PROBLEM TO SOLVE: Print the listing as it stands, omitting all images.

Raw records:
──────────────────────────────

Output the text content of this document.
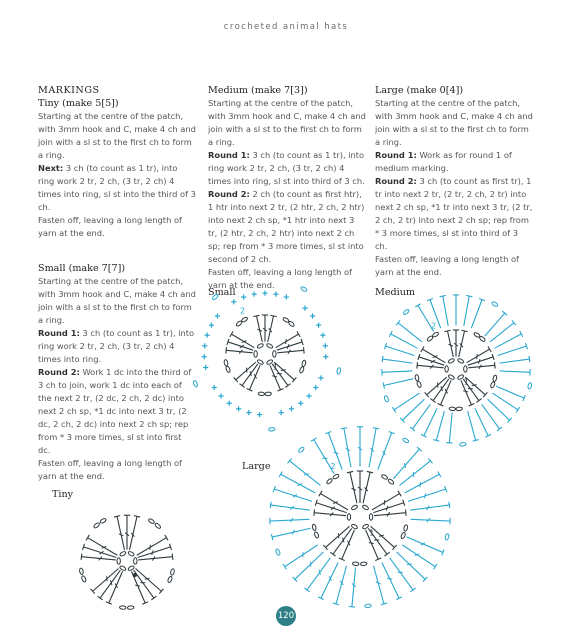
crocheted animal hats
MARKINGS
Tiny (make 5[5])

Starting at the centre of the patch, with 3mm hook and C, make 4 ch and join with a sl st to the first ch to form a ring.

Next: 3 ch (to count as 1 tr), into ring work 2 tr, 2 ch, (3 tr, 2 ch) 4 times into ring, sl st into the third of 3 ch.

Fasten off, leaving a long length of yarn at the end.

Small (make 7[7])

Starting at the centre of the patch, with 3mm hook and C, make 4 ch and join with a sl st to the first ch to form a ring.

Round 1: 3 ch (to count as 1 tr), into ring work 2 tr, 2 ch, (3 tr, 2 ch) 4 times into ring.

Round 2: Work 1 dc into the third of 3 ch to join, work 1 dc into each of the next 2 tr, (2 dc, 2 ch, 2 dc) into next 2 ch sp, *1 dc into next 3 tr, (2 dc, 2 ch, 2 dc) into next 2 ch sp; rep from * 3 more times, sl st into first dc.

Fasten off, leaving a long length of yarn at the end.

Medium (make 7[3])

Starting at the centre of the patch, with 3mm hook and C, make 4 ch and join with a sl st to the first ch to form a ring.

Round 1: 3 ch (to count as 1 tr), into ring work 2 tr, 2 ch, (3 tr, 2 ch) 4 times into ring, sl st into third of 3 ch.

Round 2: 2 ch (to count as first htr), 1 htr into next 2 tr, (2 htr, 2 ch, 2 htr) into next 2 ch sp, *1 htr into next 3 tr, (2 htr, 2 ch, 2 htr) into next 2 ch sp; rep from * 3 more times, sl st into second of 2 ch.

Fasten off, leaving a long length of yarn at the end.

Large (make 0[4])

Starting at the centre of the patch, with 3mm hook and C, make 4 ch and join with a sl st to the first ch to form a ring.

Round 1: Work as for round 1 of medium marking.

Round 2: 3 ch (to count as first tr), 1 tr into next 2 tr, (2 tr, 2 ch, 2 tr) into next 2 ch sp, *1 tr into next 3 tr, (2 tr, 2 ch, 2 tr) into next 2 ch sp; rep from * 3 more times, sl st into third of 3 ch.

Fasten off, leaving a long length of yarn at the end.

Small	Medium
Large
Tiny
1
2
1
2
1
2
120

──────────────────────────────

SOLUTION:
Output the text content of this document.
crocheted animal hats
MARKINGS
Tiny (make 5[5])

Starting at the centre of the patch, with 3mm hook and C, make 4 ch and join with a sl st to the first ch to form a ring.

Next: 3 ch (to count as 1 tr), into ring work 2 tr, 2 ch, (3 tr, 2 ch) 4 times into ring, sl st into the third of 3 ch.

Fasten off, leaving a long length of yarn at the end.

Small (make 7[7])

Starting at the centre of the patch, with 3mm hook and C, make 4 ch and join with a sl st to the first ch to form a ring.

Round 1: 3 ch (to count as 1 tr), into ring work 2 tr, 2 ch, (3 tr, 2 ch) 4 times into ring.

Round 2: Work 1 dc into the third of 3 ch to join, work 1 dc into each of the next 2 tr, (2 dc, 2 ch, 2 dc) into next 2 ch sp, *1 dc into next 3 tr, (2 dc, 2 ch, 2 dc) into next 2 ch sp; rep from * 3 more times, sl st into first dc.

Fasten off, leaving a long length of yarn at the end.

Medium (make 7[3])

Starting at the centre of the patch, with 3mm hook and C, make 4 ch and join with a sl st to the first ch to form a ring.

Round 1: 3 ch (to count as 1 tr), into ring work 2 tr, 2 ch, (3 tr, 2 ch) 4 times into ring, sl st into third of 3 ch.

Round 2: 2 ch (to count as first htr), 1 htr into next 2 tr, (2 htr, 2 ch, 2 htr) into next 2 ch sp, *1 htr into next 3 tr, (2 htr, 2 ch, 2 htr) into next 2 ch sp; rep from * 3 more times, sl st into second of 2 ch.

Fasten off, leaving a long length of yarn at the end.

Large (make 0[4])

Starting at the centre of the patch, with 3mm hook and C, make 4 ch and join with a sl st to the first ch to form a ring.

Round 1: Work as for round 1 of medium marking.

Round 2: 3 ch (to count as first tr), 1 tr into next 2 tr, (2 tr, 2 ch, 2 tr) into next 2 ch sp, *1 tr into next 3 tr, (2 tr, 2 ch, 2 tr) into next 2 ch sp; rep from * 3 more times, sl st into third of 3 ch.

Fasten off, leaving a long length of yarn at the end.

Small	Medium
Large
Tiny
1
2
1
2
1
2
120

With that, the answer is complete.